**Your goal:** Would you transcribe all of the data exactly, down to the last character?

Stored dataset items
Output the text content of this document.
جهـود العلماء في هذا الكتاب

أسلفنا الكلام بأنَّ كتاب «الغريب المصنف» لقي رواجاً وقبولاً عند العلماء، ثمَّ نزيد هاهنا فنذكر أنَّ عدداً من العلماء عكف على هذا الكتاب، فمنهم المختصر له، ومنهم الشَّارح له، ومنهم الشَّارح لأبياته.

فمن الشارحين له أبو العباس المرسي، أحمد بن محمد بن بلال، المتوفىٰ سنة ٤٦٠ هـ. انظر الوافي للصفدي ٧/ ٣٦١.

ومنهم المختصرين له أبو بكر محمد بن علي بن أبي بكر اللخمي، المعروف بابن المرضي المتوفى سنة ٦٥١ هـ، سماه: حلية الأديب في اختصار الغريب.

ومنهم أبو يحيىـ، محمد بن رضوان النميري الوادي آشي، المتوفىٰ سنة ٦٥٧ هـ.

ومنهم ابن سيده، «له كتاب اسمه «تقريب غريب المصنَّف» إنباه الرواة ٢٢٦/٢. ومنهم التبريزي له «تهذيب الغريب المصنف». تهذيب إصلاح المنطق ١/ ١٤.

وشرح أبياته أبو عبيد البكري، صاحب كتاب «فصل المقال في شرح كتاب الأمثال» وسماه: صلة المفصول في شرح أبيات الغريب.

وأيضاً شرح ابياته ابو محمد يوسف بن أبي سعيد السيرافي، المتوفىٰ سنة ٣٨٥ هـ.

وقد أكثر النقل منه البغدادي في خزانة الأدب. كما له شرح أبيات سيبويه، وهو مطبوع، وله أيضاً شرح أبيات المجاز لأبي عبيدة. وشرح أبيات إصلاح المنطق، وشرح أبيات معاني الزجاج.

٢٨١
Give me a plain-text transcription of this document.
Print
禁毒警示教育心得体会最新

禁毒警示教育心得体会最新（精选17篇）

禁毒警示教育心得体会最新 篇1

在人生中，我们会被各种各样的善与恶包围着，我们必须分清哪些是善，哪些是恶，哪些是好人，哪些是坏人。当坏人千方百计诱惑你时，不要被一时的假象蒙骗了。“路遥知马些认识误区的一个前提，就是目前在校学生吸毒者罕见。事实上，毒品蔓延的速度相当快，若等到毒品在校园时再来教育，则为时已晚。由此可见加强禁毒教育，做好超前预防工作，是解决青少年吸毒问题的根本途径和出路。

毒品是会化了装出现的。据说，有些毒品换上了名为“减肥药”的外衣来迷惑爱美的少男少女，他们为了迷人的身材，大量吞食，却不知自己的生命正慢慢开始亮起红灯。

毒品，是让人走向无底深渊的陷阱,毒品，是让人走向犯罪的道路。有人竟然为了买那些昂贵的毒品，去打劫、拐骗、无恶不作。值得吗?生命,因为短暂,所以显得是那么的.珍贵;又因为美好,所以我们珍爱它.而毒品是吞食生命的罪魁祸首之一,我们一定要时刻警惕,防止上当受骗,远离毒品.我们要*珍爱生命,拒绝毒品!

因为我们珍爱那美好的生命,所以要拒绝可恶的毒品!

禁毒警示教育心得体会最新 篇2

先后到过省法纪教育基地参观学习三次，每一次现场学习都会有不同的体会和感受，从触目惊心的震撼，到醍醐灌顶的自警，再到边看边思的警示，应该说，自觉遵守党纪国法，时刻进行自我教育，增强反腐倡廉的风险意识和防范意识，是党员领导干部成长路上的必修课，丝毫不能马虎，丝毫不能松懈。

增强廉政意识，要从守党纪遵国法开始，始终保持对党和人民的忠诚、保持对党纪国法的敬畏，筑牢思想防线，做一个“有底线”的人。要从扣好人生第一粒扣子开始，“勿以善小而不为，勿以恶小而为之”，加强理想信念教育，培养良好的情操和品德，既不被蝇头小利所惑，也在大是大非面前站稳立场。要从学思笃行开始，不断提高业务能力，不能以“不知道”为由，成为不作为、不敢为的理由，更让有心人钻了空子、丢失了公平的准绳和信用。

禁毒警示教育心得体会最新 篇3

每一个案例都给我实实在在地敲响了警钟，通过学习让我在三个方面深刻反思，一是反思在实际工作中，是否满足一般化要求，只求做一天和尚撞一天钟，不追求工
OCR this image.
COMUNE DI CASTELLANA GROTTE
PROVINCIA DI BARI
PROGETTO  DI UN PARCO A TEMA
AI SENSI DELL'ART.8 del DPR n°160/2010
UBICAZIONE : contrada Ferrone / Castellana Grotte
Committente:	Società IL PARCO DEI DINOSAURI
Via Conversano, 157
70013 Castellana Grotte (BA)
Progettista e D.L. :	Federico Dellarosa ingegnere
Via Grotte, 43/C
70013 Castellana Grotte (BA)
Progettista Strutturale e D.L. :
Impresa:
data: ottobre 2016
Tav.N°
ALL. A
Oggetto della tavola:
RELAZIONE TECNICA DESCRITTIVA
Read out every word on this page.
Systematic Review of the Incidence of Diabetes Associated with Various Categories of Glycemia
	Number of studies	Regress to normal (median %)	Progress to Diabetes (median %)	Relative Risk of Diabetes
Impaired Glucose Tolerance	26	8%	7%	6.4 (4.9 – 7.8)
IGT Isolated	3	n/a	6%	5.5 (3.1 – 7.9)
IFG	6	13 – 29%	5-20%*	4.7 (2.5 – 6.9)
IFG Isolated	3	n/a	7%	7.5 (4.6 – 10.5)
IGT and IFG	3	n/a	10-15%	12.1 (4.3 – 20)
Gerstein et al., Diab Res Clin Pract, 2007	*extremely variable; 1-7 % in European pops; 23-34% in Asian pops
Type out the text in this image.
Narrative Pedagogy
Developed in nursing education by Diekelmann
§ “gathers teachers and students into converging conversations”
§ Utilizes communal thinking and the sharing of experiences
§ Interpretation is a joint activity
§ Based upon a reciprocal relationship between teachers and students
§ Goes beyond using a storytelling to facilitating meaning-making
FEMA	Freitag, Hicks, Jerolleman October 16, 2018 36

**The solution:**
Output the text content of this document.
جهـود العلماء في هذا الكتاب

أسلفنا الكلام بأنَّ كتاب «الغريب المصنف» لقي رواجاً وقبولاً عند العلماء، ثمَّ نزيد هاهنا فنذكر أنَّ عدداً من العلماء عكف على هذا الكتاب، فمنهم المختصر له، ومنهم الشَّارح له، ومنهم الشَّارح لأبياته.

فمن الشارحين له أبو العباس المرسي، أحمد بن محمد بن بلال، المتوفىٰ سنة ٤٦٠ هـ. انظر الوافي للصفدي ٧/ ٣٦١.

ومنهم المختصرين له أبو بكر محمد بن علي بن أبي بكر اللخمي، المعروف بابن المرضي المتوفى سنة ٦٥١ هـ، سماه: حلية الأديب في اختصار الغريب.

ومنهم أبو يحيىـ، محمد بن رضوان النميري الوادي آشي، المتوفىٰ سنة ٦٥٧ هـ.

ومنهم ابن سيده، «له كتاب اسمه «تقريب غريب المصنَّف» إنباه الرواة ٢٢٦/٢. ومنهم التبريزي له «تهذيب الغريب المصنف». تهذيب إصلاح المنطق ١/ ١٤.

وشرح أبياته أبو عبيد البكري، صاحب كتاب «فصل المقال في شرح كتاب الأمثال» وسماه: صلة المفصول في شرح أبيات الغريب.

وأيضاً شرح ابياته ابو محمد يوسف بن أبي سعيد السيرافي، المتوفىٰ سنة ٣٨٥ هـ.

وقد أكثر النقل منه البغدادي في خزانة الأدب. كما له شرح أبيات سيبويه، وهو مطبوع، وله أيضاً شرح أبيات المجاز لأبي عبيدة. وشرح أبيات إصلاح المنطق، وشرح أبيات معاني الزجاج.

٢٨١
Give me a plain-text transcription of this document.
Print
禁毒警示教育心得体会最新

禁毒警示教育心得体会最新（精选17篇）

禁毒警示教育心得体会最新 篇1

在人生中，我们会被各种各样的善与恶包围着，我们必须分清哪些是善，哪些是恶，哪些是好人，哪些是坏人。当坏人千方百计诱惑你时，不要被一时的假象蒙骗了。“路遥知马些认识误区的一个前提，就是目前在校学生吸毒者罕见。事实上，毒品蔓延的速度相当快，若等到毒品在校园时再来教育，则为时已晚。由此可见加强禁毒教育，做好超前预防工作，是解决青少年吸毒问题的根本途径和出路。

毒品是会化了装出现的。据说，有些毒品换上了名为“减肥药”的外衣来迷惑爱美的少男少女，他们为了迷人的身材，大量吞食，却不知自己的生命正慢慢开始亮起红灯。

毒品，是让人走向无底深渊的陷阱,毒品，是让人走向犯罪的道路。有人竟然为了买那些昂贵的毒品，去打劫、拐骗、无恶不作。值得吗?生命,因为短暂,所以显得是那么的.珍贵;又因为美好,所以我们珍爱它.而毒品是吞食生命的罪魁祸首之一,我们一定要时刻警惕,防止上当受骗,远离毒品.我们要*珍爱生命,拒绝毒品!

因为我们珍爱那美好的生命,所以要拒绝可恶的毒品!

禁毒警示教育心得体会最新 篇2

先后到过省法纪教育基地参观学习三次，每一次现场学习都会有不同的体会和感受，从触目惊心的震撼，到醍醐灌顶的自警，再到边看边思的警示，应该说，自觉遵守党纪国法，时刻进行自我教育，增强反腐倡廉的风险意识和防范意识，是党员领导干部成长路上的必修课，丝毫不能马虎，丝毫不能松懈。

增强廉政意识，要从守党纪遵国法开始，始终保持对党和人民的忠诚、保持对党纪国法的敬畏，筑牢思想防线，做一个“有底线”的人。要从扣好人生第一粒扣子开始，“勿以善小而不为，勿以恶小而为之”，加强理想信念教育，培养良好的情操和品德，既不被蝇头小利所惑，也在大是大非面前站稳立场。要从学思笃行开始，不断提高业务能力，不能以“不知道”为由，成为不作为、不敢为的理由，更让有心人钻了空子、丢失了公平的准绳和信用。

禁毒警示教育心得体会最新 篇3

每一个案例都给我实实在在地敲响了警钟，通过学习让我在三个方面深刻反思，一是反思在实际工作中，是否满足一般化要求，只求做一天和尚撞一天钟，不追求工
OCR this image.
COMUNE DI CASTELLANA GROTTE
PROVINCIA DI BARI
PROGETTO  DI UN PARCO A TEMA
AI SENSI DELL'ART.8 del DPR n°160/2010
UBICAZIONE : contrada Ferrone / Castellana Grotte
Committente:	Società IL PARCO DEI DINOSAURI
Via Conversano, 157
70013 Castellana Grotte (BA)
Progettista e D.L. :	Federico Dellarosa ingegnere
Via Grotte, 43/C
70013 Castellana Grotte (BA)
Progettista Strutturale e D.L. :
Impresa:
data: ottobre 2016
Tav.N°
ALL. A
Oggetto della tavola:
RELAZIONE TECNICA DESCRITTIVA
Read out every word on this page.
Systematic Review of the Incidence of Diabetes Associated with Various Categories of Glycemia
	Number of studies	Regress to normal (median %)	Progress to Diabetes (median %)	Relative Risk of Diabetes
Impaired Glucose Tolerance	26	8%	7%	6.4 (4.9 – 7.8)
IGT Isolated	3	n/a	6%	5.5 (3.1 – 7.9)
IFG	6	13 – 29%	5-20%*	4.7 (2.5 – 6.9)
IFG Isolated	3	n/a	7%	7.5 (4.6 – 10.5)
IGT and IFG	3	n/a	10-15%	12.1 (4.3 – 20)
Gerstein et al., Diab Res Clin Pract, 2007	*extremely variable; 1-7 % in European pops; 23-34% in Asian pops
Type out the text in this image.
Narrative Pedagogy
Developed in nursing education by Diekelmann
§ “gathers teachers and students into converging conversations”
§ Utilizes communal thinking and the sharing of experiences
§ Interpretation is a joint activity
§ Based upon a reciprocal relationship between teachers and students
§ Goes beyond using a storytelling to facilitating meaning-making
FEMA	Freitag, Hicks, Jerolleman October 16, 2018 36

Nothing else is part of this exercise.